_Goal_.
All entries are to be given again verbatim.

(Data excerpts)
..............................
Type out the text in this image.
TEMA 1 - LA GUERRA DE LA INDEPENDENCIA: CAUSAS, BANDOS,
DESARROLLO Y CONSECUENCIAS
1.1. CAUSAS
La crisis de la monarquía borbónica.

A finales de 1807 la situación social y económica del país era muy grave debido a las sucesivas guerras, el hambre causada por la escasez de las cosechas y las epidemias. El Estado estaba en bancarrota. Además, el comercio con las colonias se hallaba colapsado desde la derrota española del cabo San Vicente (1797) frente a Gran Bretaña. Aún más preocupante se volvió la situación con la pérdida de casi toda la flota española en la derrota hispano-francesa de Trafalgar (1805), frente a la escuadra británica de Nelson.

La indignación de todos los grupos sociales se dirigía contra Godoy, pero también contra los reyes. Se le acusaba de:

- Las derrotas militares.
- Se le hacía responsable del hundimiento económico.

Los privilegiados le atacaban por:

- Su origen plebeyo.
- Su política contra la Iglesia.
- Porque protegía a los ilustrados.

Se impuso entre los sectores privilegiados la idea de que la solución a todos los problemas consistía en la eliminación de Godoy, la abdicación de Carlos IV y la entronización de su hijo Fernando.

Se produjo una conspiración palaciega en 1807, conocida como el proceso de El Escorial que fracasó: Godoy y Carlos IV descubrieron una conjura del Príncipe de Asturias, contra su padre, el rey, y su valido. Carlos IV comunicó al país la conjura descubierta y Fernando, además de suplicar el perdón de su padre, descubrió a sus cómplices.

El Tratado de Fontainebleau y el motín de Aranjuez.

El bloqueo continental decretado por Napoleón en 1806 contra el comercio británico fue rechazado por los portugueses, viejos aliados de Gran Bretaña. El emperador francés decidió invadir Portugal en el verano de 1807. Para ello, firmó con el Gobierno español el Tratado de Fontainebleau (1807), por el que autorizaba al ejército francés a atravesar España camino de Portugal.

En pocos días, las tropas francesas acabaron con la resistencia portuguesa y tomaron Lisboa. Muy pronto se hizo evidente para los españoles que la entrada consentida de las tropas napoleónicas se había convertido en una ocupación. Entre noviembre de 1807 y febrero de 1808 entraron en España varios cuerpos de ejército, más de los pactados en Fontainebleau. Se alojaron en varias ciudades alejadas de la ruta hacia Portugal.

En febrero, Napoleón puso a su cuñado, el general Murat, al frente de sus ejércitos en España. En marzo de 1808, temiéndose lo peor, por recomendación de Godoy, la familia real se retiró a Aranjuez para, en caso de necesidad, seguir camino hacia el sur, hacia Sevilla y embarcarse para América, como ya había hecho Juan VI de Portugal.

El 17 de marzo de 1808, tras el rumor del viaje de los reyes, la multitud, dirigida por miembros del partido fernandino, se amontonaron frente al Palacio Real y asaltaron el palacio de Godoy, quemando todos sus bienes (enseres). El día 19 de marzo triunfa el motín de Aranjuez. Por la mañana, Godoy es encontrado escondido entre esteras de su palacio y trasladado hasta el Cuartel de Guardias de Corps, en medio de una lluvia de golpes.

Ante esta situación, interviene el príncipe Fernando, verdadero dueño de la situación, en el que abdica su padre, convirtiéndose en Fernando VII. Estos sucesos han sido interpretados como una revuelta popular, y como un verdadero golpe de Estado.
..............................
_Correct result_.
Type out the text in this image.
TEMA 1 - LA GUERRA DE LA INDEPENDENCIA: CAUSAS, BANDOS,
DESARROLLO Y CONSECUENCIAS
1.1. CAUSAS
La crisis de la monarquía borbónica.

A finales de 1807 la situación social y económica del país era muy grave debido a las sucesivas guerras, el hambre causada por la escasez de las cosechas y las epidemias. El Estado estaba en bancarrota. Además, el comercio con las colonias se hallaba colapsado desde la derrota española del cabo San Vicente (1797) frente a Gran Bretaña. Aún más preocupante se volvió la situación con la pérdida de casi toda la flota española en la derrota hispano-francesa de Trafalgar (1805), frente a la escuadra británica de Nelson.

La indignación de todos los grupos sociales se dirigía contra Godoy, pero también contra los reyes. Se le acusaba de:

- Las derrotas militares.
- Se le hacía responsable del hundimiento económico.

Los privilegiados le atacaban por:

- Su origen plebeyo.
- Su política contra la Iglesia.
- Porque protegía a los ilustrados.

Se impuso entre los sectores privilegiados la idea de que la solución a todos los problemas consistía en la eliminación de Godoy, la abdicación de Carlos IV y la entronización de su hijo Fernando.

Se produjo una conspiración palaciega en 1807, conocida como el proceso de El Escorial que fracasó: Godoy y Carlos IV descubrieron una conjura del Príncipe de Asturias, contra su padre, el rey, y su valido. Carlos IV comunicó al país la conjura descubierta y Fernando, además de suplicar el perdón de su padre, descubrió a sus cómplices.

El Tratado de Fontainebleau y el motín de Aranjuez.

El bloqueo continental decretado por Napoleón en 1806 contra el comercio británico fue rechazado por los portugueses, viejos aliados de Gran Bretaña. El emperador francés decidió invadir Portugal en el verano de 1807. Para ello, firmó con el Gobierno español el Tratado de Fontainebleau (1807), por el que autorizaba al ejército francés a atravesar España camino de Portugal.

En pocos días, las tropas francesas acabaron con la resistencia portuguesa y tomaron Lisboa. Muy pronto se hizo evidente para los españoles que la entrada consentida de las tropas napoleónicas se había convertido en una ocupación. Entre noviembre de 1807 y febrero de 1808 entraron en España varios cuerpos de ejército, más de los pactados en Fontainebleau. Se alojaron en varias ciudades alejadas de la ruta hacia Portugal.

En febrero, Napoleón puso a su cuñado, el general Murat, al frente de sus ejércitos en España. En marzo de 1808, temiéndose lo peor, por recomendación de Godoy, la familia real se retiró a Aranjuez para, en caso de necesidad, seguir camino hacia el sur, hacia Sevilla y embarcarse para América, como ya había hecho Juan VI de Portugal.

El 17 de marzo de 1808, tras el rumor del viaje de los reyes, la multitud, dirigida por miembros del partido fernandino, se amontonaron frente al Palacio Real y asaltaron el palacio de Godoy, quemando todos sus bienes (enseres). El día 19 de marzo triunfa el motín de Aranjuez. Por la mañana, Godoy es encontrado escondido entre esteras de su palacio y trasladado hasta el Cuartel de Guardias de Corps, en medio de una lluvia de golpes.

Ante esta situación, interviene el príncipe Fernando, verdadero dueño de la situación, en el que abdica su padre, convirtiéndose en Fernando VII. Estos sucesos han sido interpretados como una revuelta popular, y como un verdadero golpe de Estado.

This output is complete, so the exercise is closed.